INSTRUCTION —
Repeat the data that follows, word for word, without the images.
____ MATERIAL FOR THE TASK
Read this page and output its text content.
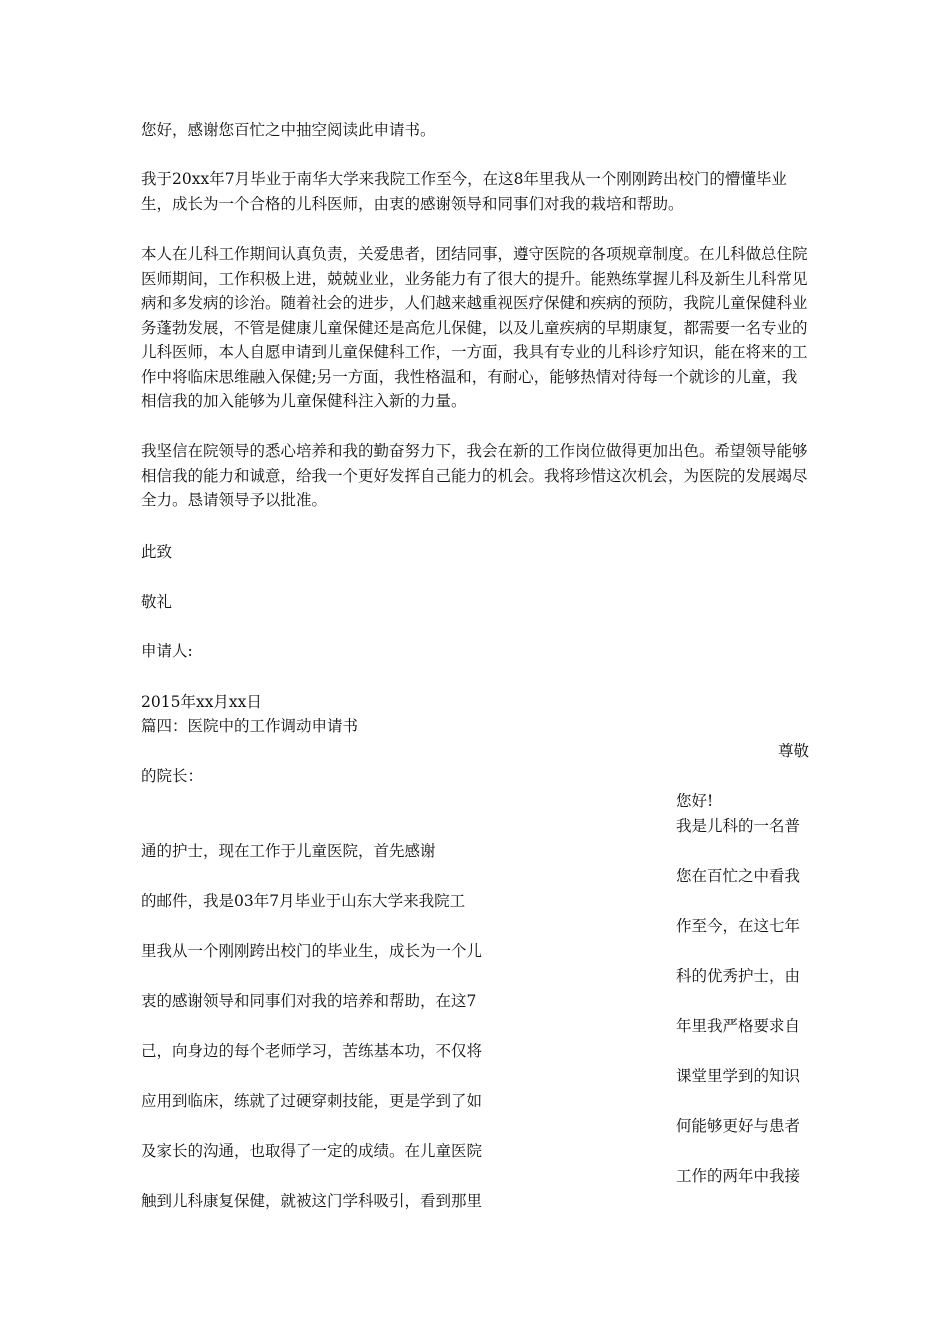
您好，感谢您百忙之中抽空阅读此申请书。

我于20xx年7月毕业于南华大学来我院工作至今，在这8年里我从一个刚刚跨出校门的懵懂毕业生，成长为一个合格的儿科医师，由衷的感谢领导和同事们对我的栽培和帮助。

本人在儿科工作期间认真负责，关爱患者，团结同事，遵守医院的各项规章制度。在儿科做总住院医师期间，工作积极上进，兢兢业业，业务能力有了很大的提升。能熟练掌握儿科及新生儿科常见病和多发病的诊治。随着社会的进步，人们越来越重视医疗保健和疾病的预防，我院儿童保健科业务蓬勃发展，不管是健康儿童保健还是高危儿保健，以及儿童疾病的早期康复，都需要一名专业的儿科医师，本人自愿申请到儿童保健科工作，一方面，我具有专业的儿科诊疗知识，能在将来的工作中将临床思维融入保健;另一方面，我性格温和，有耐心，能够热情对待每一个就诊的儿童，我相信我的加入能够为儿童保健科注入新的力量。

我坚信在院领导的悉心培养和我的勤奋努力下，我会在新的工作岗位做得更加出色。希望领导能够相信我的能力和诚意，给我一个更好发挥自己能力的机会。我将珍惜这次机会，为医院的发展竭尽全力。恳请领导予以批准。

此致

敬礼

申请人:

2015年xx月xx日

篇四：医院中的工作调动申请书

尊敬

的院长：

您好!

我是儿科的一名普

您在百忙之中看我

作至今，在这七年

科的优秀护士，由

年里我严格要求自

课堂里学到的知识

何能够更好与患者

工作的两年中我接

通的护士，现在工作于儿童医院，首先感谢

的邮件，我是03年7月毕业于山东大学来我院工

里我从一个刚刚跨出校门的毕业生，成长为一个儿

衷的感谢领导和同事们对我的培养和帮助，在这7

己，向身边的每个老师学习，苦练基本功，不仅将

应用到临床，练就了过硬穿刺技能，更是学到了如

及家长的沟通，也取得了一定的成绩。在儿童医院

触到儿科康复保健，就被这门学科吸引，看到那里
________
FINAL ANSWER —
Read this page and output its text content.
您好，感谢您百忙之中抽空阅读此申请书。

我于20xx年7月毕业于南华大学来我院工作至今，在这8年里我从一个刚刚跨出校门的懵懂毕业生，成长为一个合格的儿科医师，由衷的感谢领导和同事们对我的栽培和帮助。

本人在儿科工作期间认真负责，关爱患者，团结同事，遵守医院的各项规章制度。在儿科做总住院医师期间，工作积极上进，兢兢业业，业务能力有了很大的提升。能熟练掌握儿科及新生儿科常见病和多发病的诊治。随着社会的进步，人们越来越重视医疗保健和疾病的预防，我院儿童保健科业务蓬勃发展，不管是健康儿童保健还是高危儿保健，以及儿童疾病的早期康复，都需要一名专业的儿科医师，本人自愿申请到儿童保健科工作，一方面，我具有专业的儿科诊疗知识，能在将来的工作中将临床思维融入保健;另一方面，我性格温和，有耐心，能够热情对待每一个就诊的儿童，我相信我的加入能够为儿童保健科注入新的力量。

我坚信在院领导的悉心培养和我的勤奋努力下，我会在新的工作岗位做得更加出色。希望领导能够相信我的能力和诚意，给我一个更好发挥自己能力的机会。我将珍惜这次机会，为医院的发展竭尽全力。恳请领导予以批准。

此致

敬礼

申请人:

2015年xx月xx日

篇四：医院中的工作调动申请书

尊敬

的院长：

您好!

我是儿科的一名普

您在百忙之中看我

作至今，在这七年

科的优秀护士，由

年里我严格要求自

课堂里学到的知识

何能够更好与患者

工作的两年中我接

通的护士，现在工作于儿童医院，首先感谢

的邮件，我是03年7月毕业于山东大学来我院工

里我从一个刚刚跨出校门的毕业生，成长为一个儿

衷的感谢领导和同事们对我的培养和帮助，在这7

己，向身边的每个老师学习，苦练基本功，不仅将

应用到临床，练就了过硬穿刺技能，更是学到了如

及家长的沟通，也取得了一定的成绩。在儿童医院

触到儿科康复保健，就被这门学科吸引，看到那里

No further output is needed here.